## What you have to do:
Set down each line of the data below exactly as it stands, dropping the pictures.
— Start of Input rows —
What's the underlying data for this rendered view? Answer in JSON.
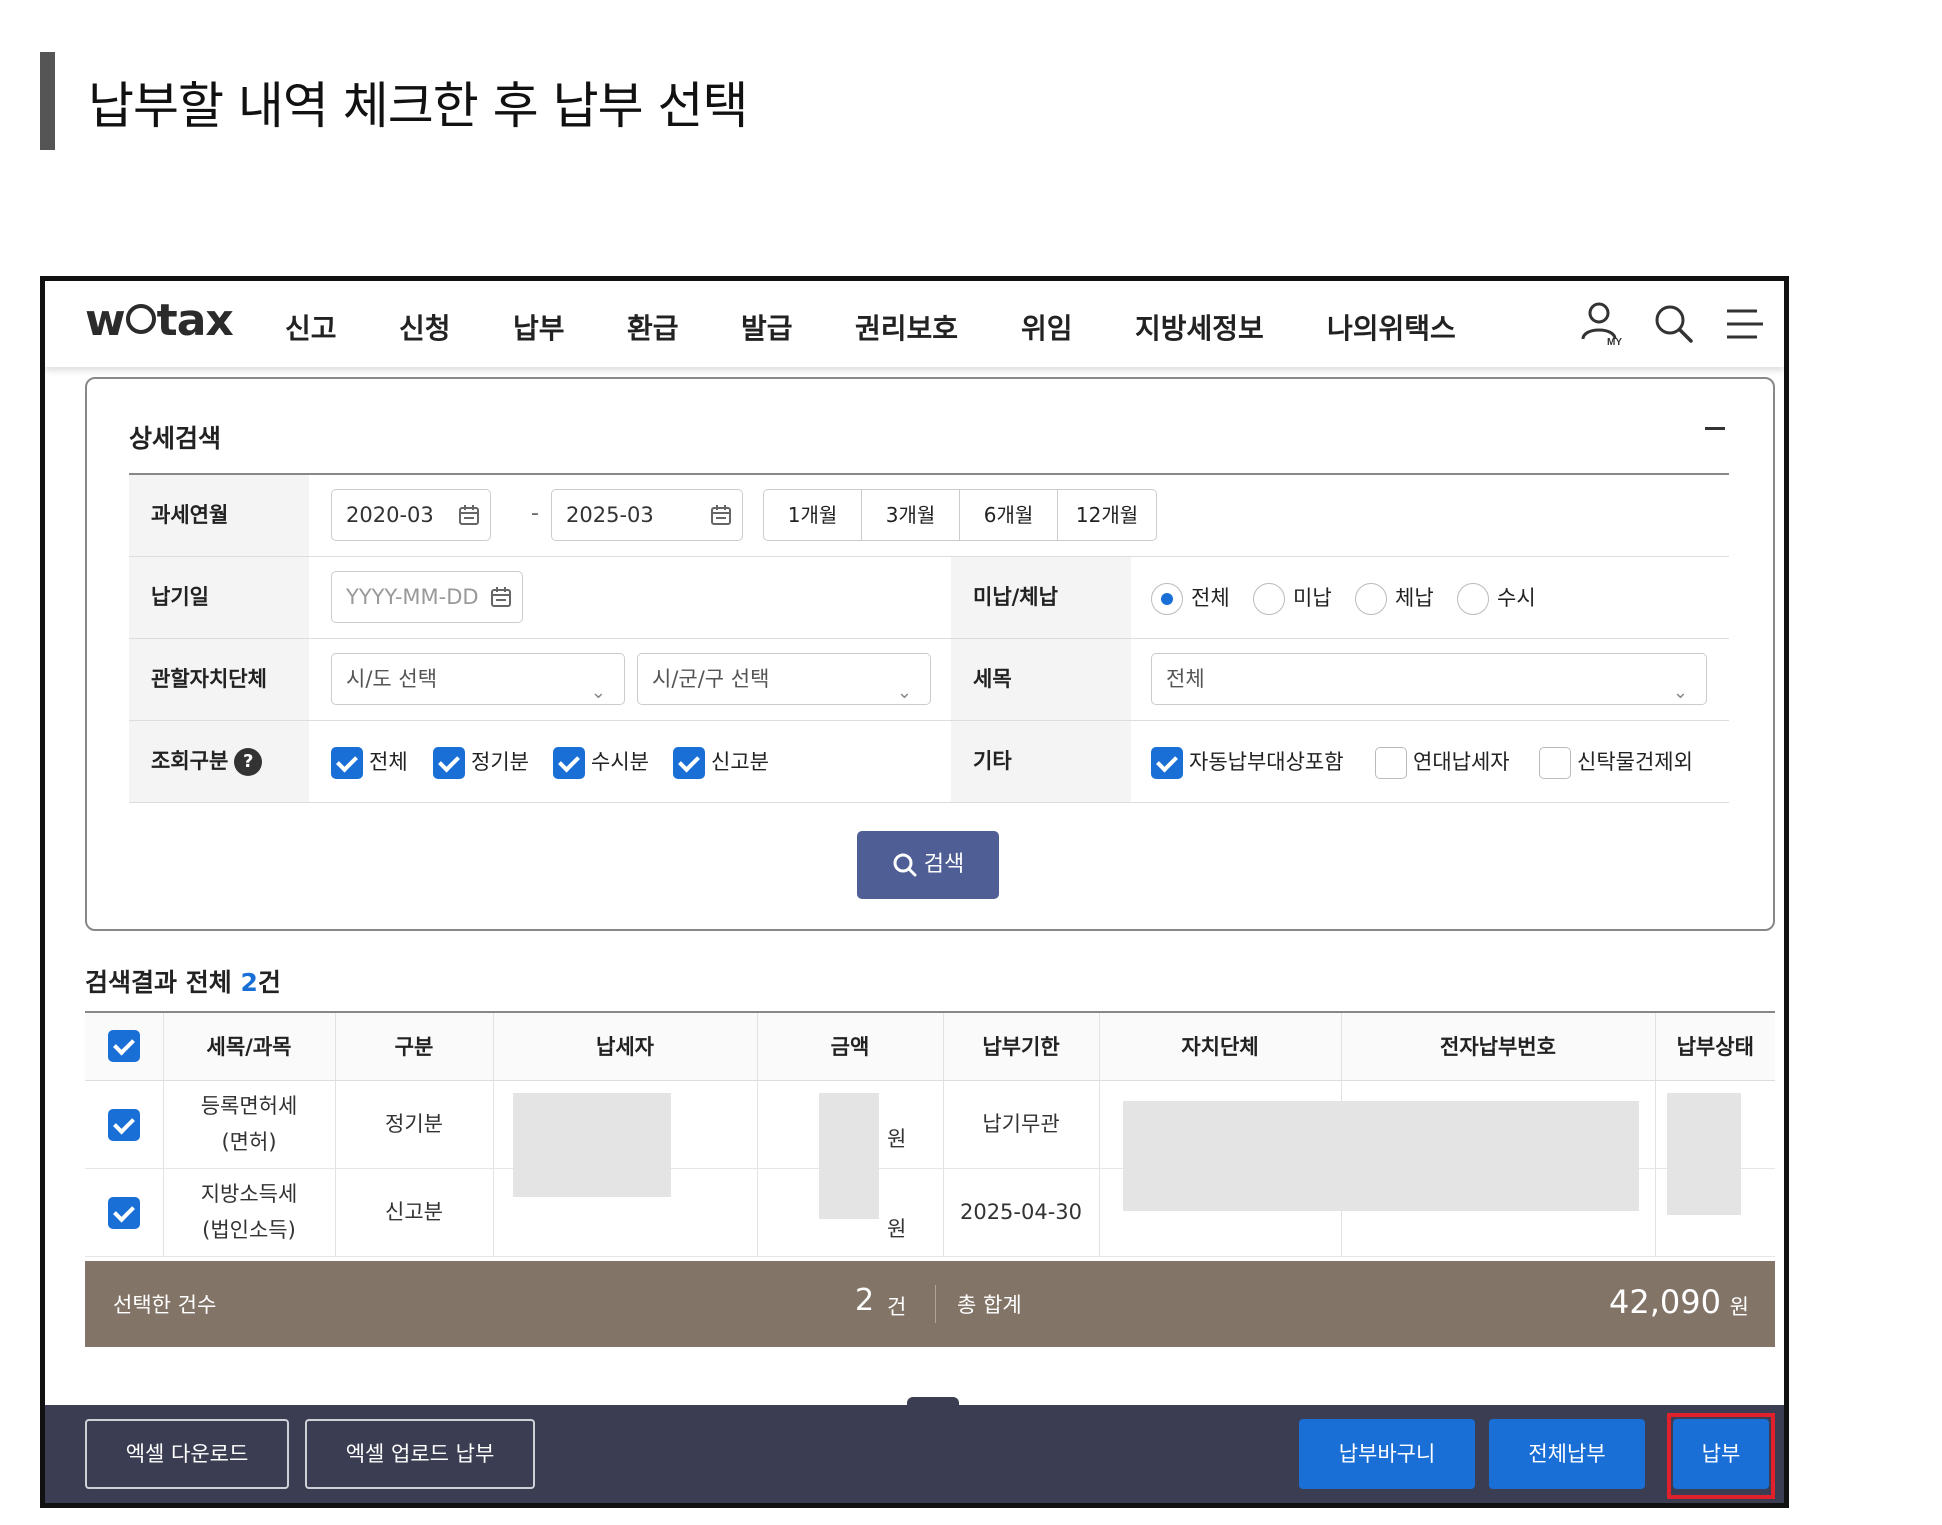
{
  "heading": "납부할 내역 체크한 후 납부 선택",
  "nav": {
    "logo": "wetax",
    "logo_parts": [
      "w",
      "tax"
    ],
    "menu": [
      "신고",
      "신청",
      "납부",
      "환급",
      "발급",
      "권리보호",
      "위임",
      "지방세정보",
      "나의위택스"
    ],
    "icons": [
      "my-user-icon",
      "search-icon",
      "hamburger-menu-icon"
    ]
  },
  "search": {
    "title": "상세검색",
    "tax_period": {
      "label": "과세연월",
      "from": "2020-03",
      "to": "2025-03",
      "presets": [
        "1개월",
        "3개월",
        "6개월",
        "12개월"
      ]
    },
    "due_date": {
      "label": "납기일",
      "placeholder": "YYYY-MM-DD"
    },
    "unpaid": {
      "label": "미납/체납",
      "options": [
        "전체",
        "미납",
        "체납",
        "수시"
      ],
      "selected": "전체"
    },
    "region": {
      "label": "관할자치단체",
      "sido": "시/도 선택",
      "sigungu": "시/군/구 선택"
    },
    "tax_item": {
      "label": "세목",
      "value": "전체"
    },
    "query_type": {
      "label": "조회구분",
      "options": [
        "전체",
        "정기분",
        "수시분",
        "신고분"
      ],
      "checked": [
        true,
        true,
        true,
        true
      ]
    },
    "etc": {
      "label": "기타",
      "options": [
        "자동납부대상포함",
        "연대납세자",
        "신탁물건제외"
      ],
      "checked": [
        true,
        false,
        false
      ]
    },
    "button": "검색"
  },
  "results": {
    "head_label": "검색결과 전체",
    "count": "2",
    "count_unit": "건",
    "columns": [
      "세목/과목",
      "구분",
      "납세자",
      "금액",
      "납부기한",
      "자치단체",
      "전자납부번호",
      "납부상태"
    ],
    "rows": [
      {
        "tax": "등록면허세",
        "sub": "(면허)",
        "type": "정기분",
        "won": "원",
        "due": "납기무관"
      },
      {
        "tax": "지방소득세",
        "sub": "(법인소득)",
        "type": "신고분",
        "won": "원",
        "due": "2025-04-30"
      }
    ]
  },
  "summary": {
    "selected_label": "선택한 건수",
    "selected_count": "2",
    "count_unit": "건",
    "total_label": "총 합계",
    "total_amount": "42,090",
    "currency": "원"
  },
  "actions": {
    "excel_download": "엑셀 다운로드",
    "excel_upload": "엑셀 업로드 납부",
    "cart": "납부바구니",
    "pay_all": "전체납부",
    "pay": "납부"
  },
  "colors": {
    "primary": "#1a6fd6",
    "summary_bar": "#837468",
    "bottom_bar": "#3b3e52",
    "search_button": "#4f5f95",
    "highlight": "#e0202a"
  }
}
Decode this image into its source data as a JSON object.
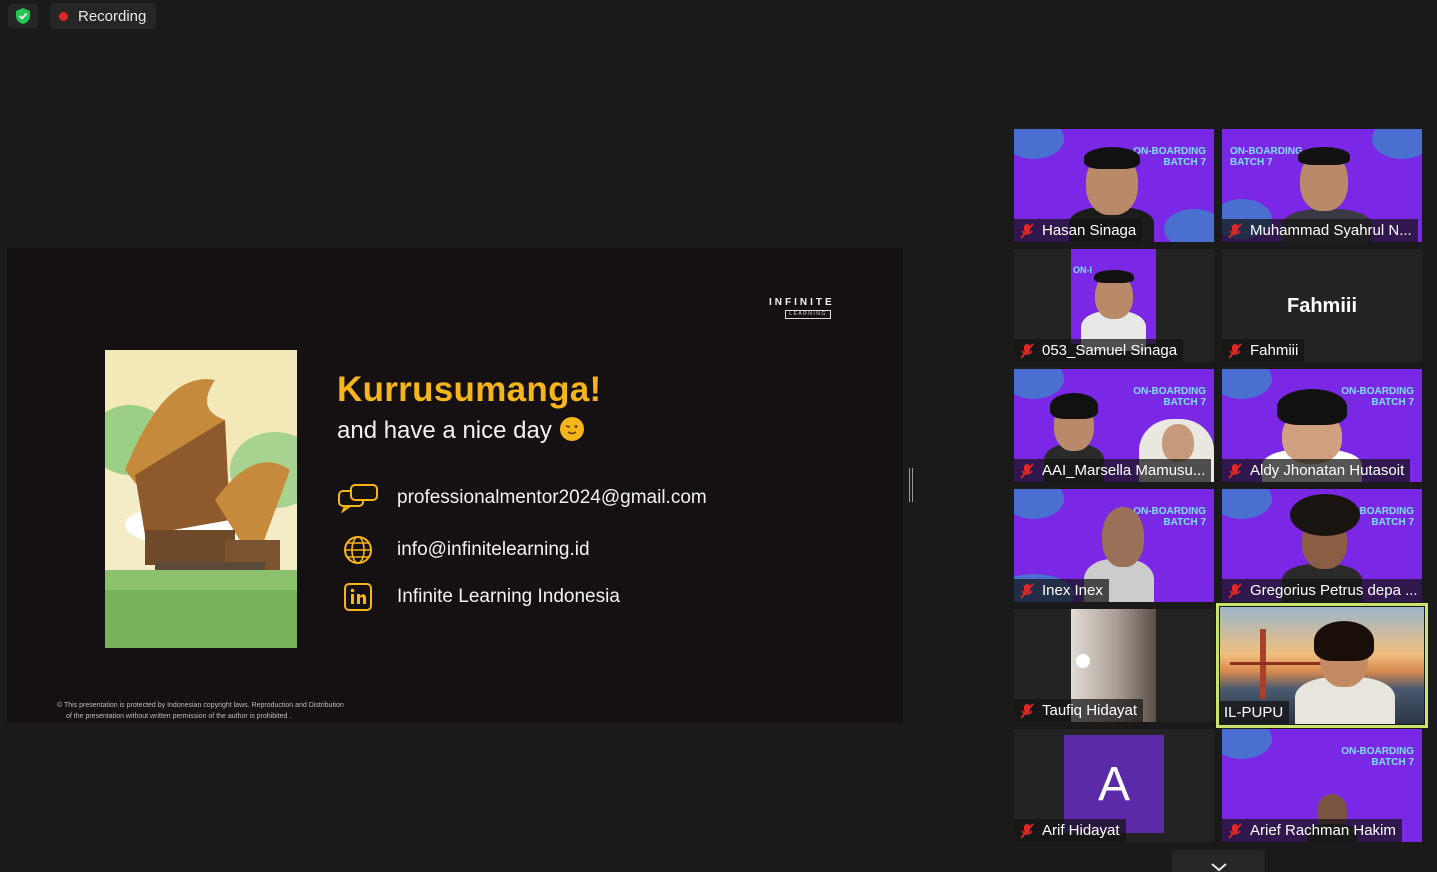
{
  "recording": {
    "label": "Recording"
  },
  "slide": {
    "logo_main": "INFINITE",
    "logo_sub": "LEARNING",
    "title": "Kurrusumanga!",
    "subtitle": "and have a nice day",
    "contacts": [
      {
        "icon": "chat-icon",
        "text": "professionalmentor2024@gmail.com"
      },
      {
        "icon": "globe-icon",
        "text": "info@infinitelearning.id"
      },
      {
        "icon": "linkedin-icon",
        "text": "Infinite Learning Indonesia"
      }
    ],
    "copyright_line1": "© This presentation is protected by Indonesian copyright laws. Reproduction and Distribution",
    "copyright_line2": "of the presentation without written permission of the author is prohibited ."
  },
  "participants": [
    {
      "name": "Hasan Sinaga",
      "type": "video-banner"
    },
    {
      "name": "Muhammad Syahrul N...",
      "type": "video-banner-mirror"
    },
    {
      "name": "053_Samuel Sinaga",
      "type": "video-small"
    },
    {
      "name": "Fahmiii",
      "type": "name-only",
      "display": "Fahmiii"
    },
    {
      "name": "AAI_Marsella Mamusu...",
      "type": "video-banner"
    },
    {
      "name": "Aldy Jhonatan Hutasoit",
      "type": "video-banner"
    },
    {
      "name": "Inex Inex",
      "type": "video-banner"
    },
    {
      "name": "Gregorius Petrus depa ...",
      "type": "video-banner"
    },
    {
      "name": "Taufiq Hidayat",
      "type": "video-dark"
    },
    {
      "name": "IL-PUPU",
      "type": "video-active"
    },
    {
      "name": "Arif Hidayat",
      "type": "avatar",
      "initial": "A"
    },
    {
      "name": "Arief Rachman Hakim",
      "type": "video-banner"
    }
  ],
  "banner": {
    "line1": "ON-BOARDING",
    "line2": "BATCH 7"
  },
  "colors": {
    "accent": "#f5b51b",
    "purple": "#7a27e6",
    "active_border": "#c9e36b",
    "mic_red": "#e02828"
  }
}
— End of Input rows —
## Solution to this problem:
What's the underlying data for this rendered view? Answer in JSON.
{
  "heading": "납부할 내역 체크한 후 납부 선택",
  "nav": {
    "logo": "wetax",
    "logo_parts": [
      "w",
      "tax"
    ],
    "menu": [
      "신고",
      "신청",
      "납부",
      "환급",
      "발급",
      "권리보호",
      "위임",
      "지방세정보",
      "나의위택스"
    ],
    "icons": [
      "my-user-icon",
      "search-icon",
      "hamburger-menu-icon"
    ]
  },
  "search": {
    "title": "상세검색",
    "tax_period": {
      "label": "과세연월",
      "from": "2020-03",
      "to": "2025-03",
      "presets": [
        "1개월",
        "3개월",
        "6개월",
        "12개월"
      ]
    },
    "due_date": {
      "label": "납기일",
      "placeholder": "YYYY-MM-DD"
    },
    "unpaid": {
      "label": "미납/체납",
      "options": [
        "전체",
        "미납",
        "체납",
        "수시"
      ],
      "selected": "전체"
    },
    "region": {
      "label": "관할자치단체",
      "sido": "시/도 선택",
      "sigungu": "시/군/구 선택"
    },
    "tax_item": {
      "label": "세목",
      "value": "전체"
    },
    "query_type": {
      "label": "조회구분",
      "options": [
        "전체",
        "정기분",
        "수시분",
        "신고분"
      ],
      "checked": [
        true,
        true,
        true,
        true
      ]
    },
    "etc": {
      "label": "기타",
      "options": [
        "자동납부대상포함",
        "연대납세자",
        "신탁물건제외"
      ],
      "checked": [
        true,
        false,
        false
      ]
    },
    "button": "검색"
  },
  "results": {
    "head_label": "검색결과 전체",
    "count": "2",
    "count_unit": "건",
    "columns": [
      "세목/과목",
      "구분",
      "납세자",
      "금액",
      "납부기한",
      "자치단체",
      "전자납부번호",
      "납부상태"
    ],
    "rows": [
      {
        "tax": "등록면허세",
        "sub": "(면허)",
        "type": "정기분",
        "won": "원",
        "due": "납기무관"
      },
      {
        "tax": "지방소득세",
        "sub": "(법인소득)",
        "type": "신고분",
        "won": "원",
        "due": "2025-04-30"
      }
    ]
  },
  "summary": {
    "selected_label": "선택한 건수",
    "selected_count": "2",
    "count_unit": "건",
    "total_label": "총 합계",
    "total_amount": "42,090",
    "currency": "원"
  },
  "actions": {
    "excel_download": "엑셀 다운로드",
    "excel_upload": "엑셀 업로드 납부",
    "cart": "납부바구니",
    "pay_all": "전체납부",
    "pay": "납부"
  },
  "colors": {
    "primary": "#1a6fd6",
    "summary_bar": "#837468",
    "bottom_bar": "#3b3e52",
    "search_button": "#4f5f95",
    "highlight": "#e0202a"
  }
}
Decode this image into its source data as a JSON object.
{
  "recording": {
    "label": "Recording"
  },
  "slide": {
    "logo_main": "INFINITE",
    "logo_sub": "LEARNING",
    "title": "Kurrusumanga!",
    "subtitle": "and have a nice day",
    "contacts": [
      {
        "icon": "chat-icon",
        "text": "professionalmentor2024@gmail.com"
      },
      {
        "icon": "globe-icon",
        "text": "info@infinitelearning.id"
      },
      {
        "icon": "linkedin-icon",
        "text": "Infinite Learning Indonesia"
      }
    ],
    "copyright_line1": "© This presentation is protected by Indonesian copyright laws. Reproduction and Distribution",
    "copyright_line2": "of the presentation without written permission of the author is prohibited ."
  },
  "participants": [
    {
      "name": "Hasan Sinaga",
      "type": "video-banner"
    },
    {
      "name": "Muhammad Syahrul N...",
      "type": "video-banner-mirror"
    },
    {
      "name": "053_Samuel Sinaga",
      "type": "video-small"
    },
    {
      "name": "Fahmiii",
      "type": "name-only",
      "display": "Fahmiii"
    },
    {
      "name": "AAI_Marsella Mamusu...",
      "type": "video-banner"
    },
    {
      "name": "Aldy Jhonatan Hutasoit",
      "type": "video-banner"
    },
    {
      "name": "Inex Inex",
      "type": "video-banner"
    },
    {
      "name": "Gregorius Petrus depa ...",
      "type": "video-banner"
    },
    {
      "name": "Taufiq Hidayat",
      "type": "video-dark"
    },
    {
      "name": "IL-PUPU",
      "type": "video-active"
    },
    {
      "name": "Arif Hidayat",
      "type": "avatar",
      "initial": "A"
    },
    {
      "name": "Arief Rachman Hakim",
      "type": "video-banner"
    }
  ],
  "banner": {
    "line1": "ON-BOARDING",
    "line2": "BATCH 7"
  },
  "colors": {
    "accent": "#f5b51b",
    "purple": "#7a27e6",
    "active_border": "#c9e36b",
    "mic_red": "#e02828"
  }
}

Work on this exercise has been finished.